Neural Network has been a raze in machine learning these days , but now there is a growing sense that neural networks output needs to be more interpretable to the human because with interpretability of the results given by the model, trust will increase.

So, I am sharing my notes which I had made in order to understand some basic terms used in ANN, understanding of which is critical for getting intuitive absorption of any variant of a general neural network architecture.

1. What are neurons?

Neuron is the building block/node of a neural network .It is basically the transformed data after applying the filter. Each neuron contains set of data inputs, weights and a bias value. So, if a filter(3,3,3) applied on the input array , that means that neuron(filter) has 27 trainable weights. And also each neuron(filter) only looks over a particular region in the input called as receptive field. A neuron can , hence ,consist multiple inputs.


2. What are weights and bias?

Weights are the parameter of the neural network that leverages the degree of importance by which transformation of the input data within the hidden layer shall take place. Bias is also a learnable parameter of neural network. Bias, essentially represents how far off are the prediction from their intended value. Each interconnection between two neurons of different layer has a weight and bias associated with it. When the model training starts, weights and bias for the network's first hidden layer are randomly taken.

Weights are then assigned , first by feedforward approach till the output layer is reached, and then are often tweaked/improved backwards usually through backpropagation technique (other approaches also exists like swarm intelligence) till input layer , so as to produce the desired output.

Weights for a single neuron have shape as [width,height,input_ channels]

As weights are learnt during training through backpropagation usually(other algorithms are also there like swarm intelligence), so this basically means applied filters impact are learnt during backpropagation.


3. What is activation function?

Activation Function is the function that determines the way in which sum of weights will be transformed to the output.

It also explores the functional sub-space of the NN model training data inputs to learn to represent weights. AFs define the output of a neuron and introduces non-linearities in the network. A neural network without AF will be like a linear regression model, so cannot perform any complex modelling.

These functions outputs the combinations of neurons called as activations, that fire up in response to a particular input.


4. Parametric and Non-parametric ML Activation Functions?

Parametric ML algorithms assumes some fixed function shape(with parameters) based on which model is trained. Although the number of parameters in a parametric AF is fixed, but it can be trainable/adaptive. So , all traditional AFs such as sigmoid, tanh, and ReLU are fixed or parametric activation functions.

» RECORDS SUPPLIED

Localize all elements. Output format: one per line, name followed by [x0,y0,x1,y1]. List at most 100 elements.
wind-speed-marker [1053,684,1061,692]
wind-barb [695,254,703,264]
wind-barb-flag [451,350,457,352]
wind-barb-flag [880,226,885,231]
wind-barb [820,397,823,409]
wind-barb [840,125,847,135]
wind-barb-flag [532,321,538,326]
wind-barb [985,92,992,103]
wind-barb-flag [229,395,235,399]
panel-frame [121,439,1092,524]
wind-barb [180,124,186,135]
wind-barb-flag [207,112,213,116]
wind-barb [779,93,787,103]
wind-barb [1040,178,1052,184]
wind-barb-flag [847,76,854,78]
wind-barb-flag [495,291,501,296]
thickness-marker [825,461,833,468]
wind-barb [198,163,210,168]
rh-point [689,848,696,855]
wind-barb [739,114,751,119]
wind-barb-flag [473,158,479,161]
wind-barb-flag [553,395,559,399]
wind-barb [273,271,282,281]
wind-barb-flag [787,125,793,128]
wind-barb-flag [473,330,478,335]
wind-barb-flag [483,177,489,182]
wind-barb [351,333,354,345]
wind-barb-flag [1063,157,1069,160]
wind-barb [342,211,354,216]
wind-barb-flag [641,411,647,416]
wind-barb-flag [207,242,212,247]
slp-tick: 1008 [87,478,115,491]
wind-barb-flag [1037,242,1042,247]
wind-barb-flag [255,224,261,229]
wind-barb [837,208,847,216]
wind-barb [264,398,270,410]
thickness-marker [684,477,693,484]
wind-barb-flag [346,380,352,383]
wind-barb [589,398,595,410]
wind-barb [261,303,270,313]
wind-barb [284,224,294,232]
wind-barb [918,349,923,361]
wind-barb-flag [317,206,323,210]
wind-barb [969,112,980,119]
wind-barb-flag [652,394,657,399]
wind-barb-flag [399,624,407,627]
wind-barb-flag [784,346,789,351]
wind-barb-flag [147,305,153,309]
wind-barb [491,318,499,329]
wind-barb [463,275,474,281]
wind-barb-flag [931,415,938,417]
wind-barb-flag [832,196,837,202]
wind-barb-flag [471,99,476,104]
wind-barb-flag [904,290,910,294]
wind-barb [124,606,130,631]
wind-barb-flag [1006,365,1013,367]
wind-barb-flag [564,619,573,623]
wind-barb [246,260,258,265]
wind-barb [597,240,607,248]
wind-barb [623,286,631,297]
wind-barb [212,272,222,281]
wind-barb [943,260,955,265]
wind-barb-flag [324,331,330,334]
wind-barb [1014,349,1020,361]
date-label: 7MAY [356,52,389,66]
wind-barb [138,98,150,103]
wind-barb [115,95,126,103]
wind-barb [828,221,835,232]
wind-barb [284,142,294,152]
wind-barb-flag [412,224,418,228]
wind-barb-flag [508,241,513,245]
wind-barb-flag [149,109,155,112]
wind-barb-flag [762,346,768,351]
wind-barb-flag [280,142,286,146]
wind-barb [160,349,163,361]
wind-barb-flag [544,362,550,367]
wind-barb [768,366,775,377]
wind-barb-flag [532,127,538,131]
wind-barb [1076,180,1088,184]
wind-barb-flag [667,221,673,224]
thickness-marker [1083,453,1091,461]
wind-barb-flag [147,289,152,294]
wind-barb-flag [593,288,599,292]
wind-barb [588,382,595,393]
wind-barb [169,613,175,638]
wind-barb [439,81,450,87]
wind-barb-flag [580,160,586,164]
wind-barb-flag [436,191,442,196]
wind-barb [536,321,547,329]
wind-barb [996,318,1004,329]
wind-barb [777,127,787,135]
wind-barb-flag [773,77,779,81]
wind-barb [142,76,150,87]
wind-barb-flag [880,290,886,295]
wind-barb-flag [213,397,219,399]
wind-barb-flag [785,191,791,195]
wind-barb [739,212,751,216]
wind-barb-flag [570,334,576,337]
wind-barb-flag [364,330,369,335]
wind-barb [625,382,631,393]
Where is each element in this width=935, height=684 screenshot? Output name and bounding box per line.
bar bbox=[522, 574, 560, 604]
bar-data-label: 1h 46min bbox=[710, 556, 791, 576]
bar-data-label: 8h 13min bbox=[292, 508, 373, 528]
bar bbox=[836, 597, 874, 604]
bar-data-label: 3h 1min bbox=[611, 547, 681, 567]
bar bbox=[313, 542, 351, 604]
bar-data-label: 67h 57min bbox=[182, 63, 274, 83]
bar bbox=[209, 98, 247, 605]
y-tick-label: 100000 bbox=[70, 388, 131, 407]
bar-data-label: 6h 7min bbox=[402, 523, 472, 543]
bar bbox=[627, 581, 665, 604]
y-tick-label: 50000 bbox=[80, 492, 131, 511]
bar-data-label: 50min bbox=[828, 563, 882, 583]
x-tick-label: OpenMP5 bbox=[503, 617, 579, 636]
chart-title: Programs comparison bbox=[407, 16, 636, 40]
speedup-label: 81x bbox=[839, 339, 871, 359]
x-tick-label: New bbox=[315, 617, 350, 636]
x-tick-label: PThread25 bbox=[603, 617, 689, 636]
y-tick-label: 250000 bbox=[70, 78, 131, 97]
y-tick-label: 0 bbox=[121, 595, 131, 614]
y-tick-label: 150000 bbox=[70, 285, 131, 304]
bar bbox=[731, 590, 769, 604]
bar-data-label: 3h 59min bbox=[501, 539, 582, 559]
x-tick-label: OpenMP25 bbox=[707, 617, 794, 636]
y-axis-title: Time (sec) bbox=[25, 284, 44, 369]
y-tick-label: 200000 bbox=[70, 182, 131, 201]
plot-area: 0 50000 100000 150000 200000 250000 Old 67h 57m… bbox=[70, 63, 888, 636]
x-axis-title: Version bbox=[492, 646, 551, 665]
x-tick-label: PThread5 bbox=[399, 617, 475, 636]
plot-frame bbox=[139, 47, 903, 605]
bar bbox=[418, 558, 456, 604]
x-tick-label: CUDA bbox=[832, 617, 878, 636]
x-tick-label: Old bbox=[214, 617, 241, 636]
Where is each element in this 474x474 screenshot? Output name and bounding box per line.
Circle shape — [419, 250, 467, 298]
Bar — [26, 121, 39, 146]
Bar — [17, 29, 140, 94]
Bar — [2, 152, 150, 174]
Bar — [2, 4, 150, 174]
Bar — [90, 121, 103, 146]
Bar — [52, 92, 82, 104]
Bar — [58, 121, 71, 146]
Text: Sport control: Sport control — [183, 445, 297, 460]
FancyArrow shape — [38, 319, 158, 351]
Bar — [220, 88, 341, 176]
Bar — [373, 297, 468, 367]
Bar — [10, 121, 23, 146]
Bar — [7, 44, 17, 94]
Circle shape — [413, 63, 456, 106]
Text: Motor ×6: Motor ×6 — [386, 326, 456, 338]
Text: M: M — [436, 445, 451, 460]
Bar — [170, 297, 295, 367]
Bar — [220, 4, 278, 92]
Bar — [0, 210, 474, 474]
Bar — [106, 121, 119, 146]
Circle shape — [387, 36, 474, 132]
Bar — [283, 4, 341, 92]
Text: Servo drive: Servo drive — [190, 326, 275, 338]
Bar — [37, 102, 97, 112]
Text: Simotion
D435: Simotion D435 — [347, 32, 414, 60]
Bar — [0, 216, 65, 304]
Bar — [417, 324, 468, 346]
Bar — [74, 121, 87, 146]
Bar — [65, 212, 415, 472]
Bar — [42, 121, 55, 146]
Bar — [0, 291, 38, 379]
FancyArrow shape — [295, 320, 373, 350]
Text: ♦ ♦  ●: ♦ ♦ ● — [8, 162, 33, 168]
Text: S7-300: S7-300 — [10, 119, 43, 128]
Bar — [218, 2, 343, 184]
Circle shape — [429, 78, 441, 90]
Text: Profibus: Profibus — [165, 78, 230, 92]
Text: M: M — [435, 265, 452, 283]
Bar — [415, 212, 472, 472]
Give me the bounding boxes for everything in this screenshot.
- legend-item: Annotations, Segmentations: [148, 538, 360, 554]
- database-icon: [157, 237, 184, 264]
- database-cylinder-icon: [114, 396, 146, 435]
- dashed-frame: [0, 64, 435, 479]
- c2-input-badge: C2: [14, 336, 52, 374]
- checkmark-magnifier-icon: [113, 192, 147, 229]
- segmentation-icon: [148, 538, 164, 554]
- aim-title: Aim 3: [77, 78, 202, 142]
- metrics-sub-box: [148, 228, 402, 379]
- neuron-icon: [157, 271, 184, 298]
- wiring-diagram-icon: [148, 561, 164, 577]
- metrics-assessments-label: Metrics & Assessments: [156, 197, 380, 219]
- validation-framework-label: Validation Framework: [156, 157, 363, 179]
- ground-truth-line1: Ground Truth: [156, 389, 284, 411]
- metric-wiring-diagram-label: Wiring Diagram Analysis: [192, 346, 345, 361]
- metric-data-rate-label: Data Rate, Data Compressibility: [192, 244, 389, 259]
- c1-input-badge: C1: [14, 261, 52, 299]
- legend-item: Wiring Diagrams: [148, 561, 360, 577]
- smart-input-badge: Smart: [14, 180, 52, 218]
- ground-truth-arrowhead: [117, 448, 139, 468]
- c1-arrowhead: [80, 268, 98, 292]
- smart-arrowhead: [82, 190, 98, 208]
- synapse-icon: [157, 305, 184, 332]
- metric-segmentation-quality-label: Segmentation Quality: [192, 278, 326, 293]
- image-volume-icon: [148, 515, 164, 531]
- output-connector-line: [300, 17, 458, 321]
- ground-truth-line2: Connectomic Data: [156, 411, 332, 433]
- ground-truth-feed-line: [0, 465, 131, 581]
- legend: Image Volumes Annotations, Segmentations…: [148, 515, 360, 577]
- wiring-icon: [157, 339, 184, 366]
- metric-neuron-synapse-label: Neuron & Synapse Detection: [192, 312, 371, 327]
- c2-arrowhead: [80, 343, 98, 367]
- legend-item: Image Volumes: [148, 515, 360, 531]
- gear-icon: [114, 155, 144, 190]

» REQUIRED ACTIONS
**A.** Repeat the passage of the neural network notes from "Activation Function is" to "a particular input." word for word.
**B.** Write what comes next in the notes on basic neural network terms, picking up after their final sentence.

» OUTPUTS
**A.**
Activation Function is the function that determines the way in which sum of weights will be transformed to the output.

It also explores the functional sub-space of the NN model training data inputs to learn to represent weights. AFs define the output of a neuron and introduces non-linearities in the network. A neural network without AF will be like a linear regression model, so cannot perform any complex modelling.

These functions outputs the combinations of neurons called as activations, that fire up in response to a particular input.

**B.**
Few Adaptive AF which has fixed number of trainable parameters also comes as fixed or parametric AF. e.g. Swish, AReLU, Mish, PReLU etc

Non-parametric Activation functions are the one in which neither the number of parametric is fixed , not their values. i.e. non-parametric AF has to be adaptive , but every adaptive activation function need not be non-parametric AF

Three Approaches for implementing NP-AFs are

  • Adaptive piecewise linear method (APL)
  • Spline AFs
  • Maxout network based AFs

5. What are optimizers?

An optimizer is a concept that works over the loss function of the neural network model to determine how weights will be updated. Usually backpropagation algorithm is the core technique of most of the optimizers.


6. What are layers in neural network?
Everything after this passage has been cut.